Exercise details: Collect all lines from the records below that include the word "detector".

Dataset listings of figures
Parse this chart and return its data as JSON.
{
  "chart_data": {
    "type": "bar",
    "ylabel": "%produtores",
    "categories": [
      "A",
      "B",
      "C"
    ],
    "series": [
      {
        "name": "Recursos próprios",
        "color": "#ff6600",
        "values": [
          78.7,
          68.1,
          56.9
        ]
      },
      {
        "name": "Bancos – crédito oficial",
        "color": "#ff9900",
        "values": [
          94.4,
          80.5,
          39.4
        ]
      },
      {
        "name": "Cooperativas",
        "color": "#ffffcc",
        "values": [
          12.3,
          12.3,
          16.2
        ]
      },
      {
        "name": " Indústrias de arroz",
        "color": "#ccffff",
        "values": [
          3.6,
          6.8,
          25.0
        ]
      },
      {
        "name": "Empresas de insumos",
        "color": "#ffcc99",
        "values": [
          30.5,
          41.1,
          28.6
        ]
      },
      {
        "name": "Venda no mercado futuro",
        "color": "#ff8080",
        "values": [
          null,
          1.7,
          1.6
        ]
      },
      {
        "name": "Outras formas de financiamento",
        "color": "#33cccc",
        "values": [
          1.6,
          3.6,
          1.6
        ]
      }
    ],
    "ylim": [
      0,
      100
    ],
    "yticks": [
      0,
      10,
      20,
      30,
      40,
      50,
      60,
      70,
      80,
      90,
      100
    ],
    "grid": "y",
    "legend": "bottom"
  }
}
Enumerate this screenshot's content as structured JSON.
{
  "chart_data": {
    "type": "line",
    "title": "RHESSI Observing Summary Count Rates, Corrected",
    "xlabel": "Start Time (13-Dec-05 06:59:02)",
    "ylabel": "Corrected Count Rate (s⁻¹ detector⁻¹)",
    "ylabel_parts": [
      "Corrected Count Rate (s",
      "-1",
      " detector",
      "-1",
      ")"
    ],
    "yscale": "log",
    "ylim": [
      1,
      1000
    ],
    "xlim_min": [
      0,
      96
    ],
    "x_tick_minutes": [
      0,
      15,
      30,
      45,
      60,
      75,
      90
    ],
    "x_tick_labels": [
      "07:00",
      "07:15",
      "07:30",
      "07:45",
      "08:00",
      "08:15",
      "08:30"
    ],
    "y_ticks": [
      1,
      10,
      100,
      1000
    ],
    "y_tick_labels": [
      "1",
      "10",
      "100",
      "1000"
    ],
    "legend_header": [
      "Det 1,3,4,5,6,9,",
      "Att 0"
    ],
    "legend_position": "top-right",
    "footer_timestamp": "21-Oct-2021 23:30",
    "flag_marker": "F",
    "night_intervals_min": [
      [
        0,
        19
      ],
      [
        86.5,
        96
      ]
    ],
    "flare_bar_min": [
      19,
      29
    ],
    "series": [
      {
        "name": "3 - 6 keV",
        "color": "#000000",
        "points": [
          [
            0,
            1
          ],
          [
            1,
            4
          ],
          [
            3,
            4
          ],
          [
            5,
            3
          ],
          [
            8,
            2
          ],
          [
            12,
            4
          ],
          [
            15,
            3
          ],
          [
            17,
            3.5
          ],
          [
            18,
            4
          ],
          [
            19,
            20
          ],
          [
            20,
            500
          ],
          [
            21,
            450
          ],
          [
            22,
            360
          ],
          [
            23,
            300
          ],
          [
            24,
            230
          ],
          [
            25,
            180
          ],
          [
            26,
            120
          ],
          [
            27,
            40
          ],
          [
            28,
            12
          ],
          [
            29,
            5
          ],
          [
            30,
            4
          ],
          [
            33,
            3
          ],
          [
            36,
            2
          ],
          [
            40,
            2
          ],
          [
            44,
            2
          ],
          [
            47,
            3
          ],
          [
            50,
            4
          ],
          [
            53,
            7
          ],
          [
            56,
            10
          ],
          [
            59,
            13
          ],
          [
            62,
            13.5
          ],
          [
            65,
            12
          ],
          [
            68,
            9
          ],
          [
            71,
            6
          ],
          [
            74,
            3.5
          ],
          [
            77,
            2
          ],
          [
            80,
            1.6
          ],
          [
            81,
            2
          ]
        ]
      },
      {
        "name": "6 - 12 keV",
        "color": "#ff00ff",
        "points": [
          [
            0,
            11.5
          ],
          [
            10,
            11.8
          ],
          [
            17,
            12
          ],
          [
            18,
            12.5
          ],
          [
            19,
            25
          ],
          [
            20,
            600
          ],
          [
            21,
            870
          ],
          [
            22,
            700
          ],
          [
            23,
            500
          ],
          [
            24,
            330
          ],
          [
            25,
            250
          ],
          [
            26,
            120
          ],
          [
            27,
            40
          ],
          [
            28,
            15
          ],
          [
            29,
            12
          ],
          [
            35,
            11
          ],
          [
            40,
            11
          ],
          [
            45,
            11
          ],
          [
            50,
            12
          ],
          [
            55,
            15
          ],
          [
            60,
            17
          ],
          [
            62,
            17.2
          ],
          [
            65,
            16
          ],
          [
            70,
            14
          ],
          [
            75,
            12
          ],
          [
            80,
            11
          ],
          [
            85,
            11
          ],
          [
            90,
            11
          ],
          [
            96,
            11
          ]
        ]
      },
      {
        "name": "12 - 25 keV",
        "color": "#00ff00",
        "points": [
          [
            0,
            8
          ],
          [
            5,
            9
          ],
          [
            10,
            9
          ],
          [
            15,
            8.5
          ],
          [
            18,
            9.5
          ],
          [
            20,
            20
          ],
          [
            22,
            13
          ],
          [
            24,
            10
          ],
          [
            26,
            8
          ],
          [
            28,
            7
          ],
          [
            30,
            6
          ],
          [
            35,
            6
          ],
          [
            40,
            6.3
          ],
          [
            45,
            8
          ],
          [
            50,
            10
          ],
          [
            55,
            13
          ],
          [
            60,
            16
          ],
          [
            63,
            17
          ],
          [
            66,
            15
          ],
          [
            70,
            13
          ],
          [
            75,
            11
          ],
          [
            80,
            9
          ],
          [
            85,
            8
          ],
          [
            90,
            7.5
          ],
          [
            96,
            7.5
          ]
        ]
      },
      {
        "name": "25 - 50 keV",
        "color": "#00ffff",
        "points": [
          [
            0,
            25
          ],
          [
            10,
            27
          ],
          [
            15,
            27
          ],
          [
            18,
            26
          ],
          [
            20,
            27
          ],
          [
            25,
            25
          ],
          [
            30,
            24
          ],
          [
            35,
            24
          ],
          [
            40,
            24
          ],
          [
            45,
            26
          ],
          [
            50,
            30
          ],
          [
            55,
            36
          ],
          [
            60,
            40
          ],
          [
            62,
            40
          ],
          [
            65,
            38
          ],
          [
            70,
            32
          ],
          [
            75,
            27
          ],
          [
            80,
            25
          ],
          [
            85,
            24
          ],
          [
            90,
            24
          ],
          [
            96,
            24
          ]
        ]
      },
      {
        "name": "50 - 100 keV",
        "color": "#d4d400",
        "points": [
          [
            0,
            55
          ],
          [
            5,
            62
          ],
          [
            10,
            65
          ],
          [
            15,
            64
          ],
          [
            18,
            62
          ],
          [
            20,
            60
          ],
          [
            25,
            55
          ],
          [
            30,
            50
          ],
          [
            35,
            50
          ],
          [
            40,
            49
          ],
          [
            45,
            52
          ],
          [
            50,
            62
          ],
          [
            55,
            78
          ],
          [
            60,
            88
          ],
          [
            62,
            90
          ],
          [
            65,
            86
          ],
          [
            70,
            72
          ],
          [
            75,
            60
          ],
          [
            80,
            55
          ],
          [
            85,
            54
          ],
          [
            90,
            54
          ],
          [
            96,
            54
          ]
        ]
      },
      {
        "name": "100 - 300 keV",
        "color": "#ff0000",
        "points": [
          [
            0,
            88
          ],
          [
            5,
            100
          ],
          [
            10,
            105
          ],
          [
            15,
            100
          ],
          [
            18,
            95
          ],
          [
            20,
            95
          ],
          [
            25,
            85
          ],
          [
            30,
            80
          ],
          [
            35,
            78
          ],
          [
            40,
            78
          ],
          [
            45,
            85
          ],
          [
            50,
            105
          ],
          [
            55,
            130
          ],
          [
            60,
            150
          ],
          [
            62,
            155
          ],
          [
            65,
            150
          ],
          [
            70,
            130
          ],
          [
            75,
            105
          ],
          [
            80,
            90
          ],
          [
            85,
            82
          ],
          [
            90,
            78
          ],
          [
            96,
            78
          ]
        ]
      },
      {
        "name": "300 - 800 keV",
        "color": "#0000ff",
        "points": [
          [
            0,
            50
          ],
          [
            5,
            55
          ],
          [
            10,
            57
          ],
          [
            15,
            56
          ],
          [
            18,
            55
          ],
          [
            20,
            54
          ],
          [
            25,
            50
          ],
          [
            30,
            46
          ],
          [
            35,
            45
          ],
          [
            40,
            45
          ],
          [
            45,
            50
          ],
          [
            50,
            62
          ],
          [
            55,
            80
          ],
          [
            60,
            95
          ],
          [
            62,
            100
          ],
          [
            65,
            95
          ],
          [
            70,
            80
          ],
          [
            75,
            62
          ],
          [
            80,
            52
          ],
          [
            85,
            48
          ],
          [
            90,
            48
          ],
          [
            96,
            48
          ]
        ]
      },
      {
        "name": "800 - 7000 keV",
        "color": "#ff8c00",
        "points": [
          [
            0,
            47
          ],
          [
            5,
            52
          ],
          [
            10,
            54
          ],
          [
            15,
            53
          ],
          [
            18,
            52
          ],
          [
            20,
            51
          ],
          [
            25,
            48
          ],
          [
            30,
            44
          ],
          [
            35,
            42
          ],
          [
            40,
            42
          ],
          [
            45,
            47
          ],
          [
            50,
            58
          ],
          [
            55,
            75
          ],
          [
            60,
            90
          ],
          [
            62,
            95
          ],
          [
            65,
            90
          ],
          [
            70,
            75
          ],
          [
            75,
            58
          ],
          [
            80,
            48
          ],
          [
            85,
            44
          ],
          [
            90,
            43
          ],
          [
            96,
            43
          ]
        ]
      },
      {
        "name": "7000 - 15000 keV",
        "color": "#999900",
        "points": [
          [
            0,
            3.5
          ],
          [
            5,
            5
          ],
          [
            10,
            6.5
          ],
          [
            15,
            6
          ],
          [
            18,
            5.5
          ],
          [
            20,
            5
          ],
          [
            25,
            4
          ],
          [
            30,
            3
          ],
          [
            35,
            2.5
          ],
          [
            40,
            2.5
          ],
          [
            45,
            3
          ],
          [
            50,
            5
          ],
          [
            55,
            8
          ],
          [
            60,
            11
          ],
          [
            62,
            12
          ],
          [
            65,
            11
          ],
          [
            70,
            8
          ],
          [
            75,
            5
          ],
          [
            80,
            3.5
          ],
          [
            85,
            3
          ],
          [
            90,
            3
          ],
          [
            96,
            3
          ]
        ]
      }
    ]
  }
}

Answer for the task:
    "ylabel": "Corrected Count Rate (s⁻¹ detector⁻¹)",
      " detector",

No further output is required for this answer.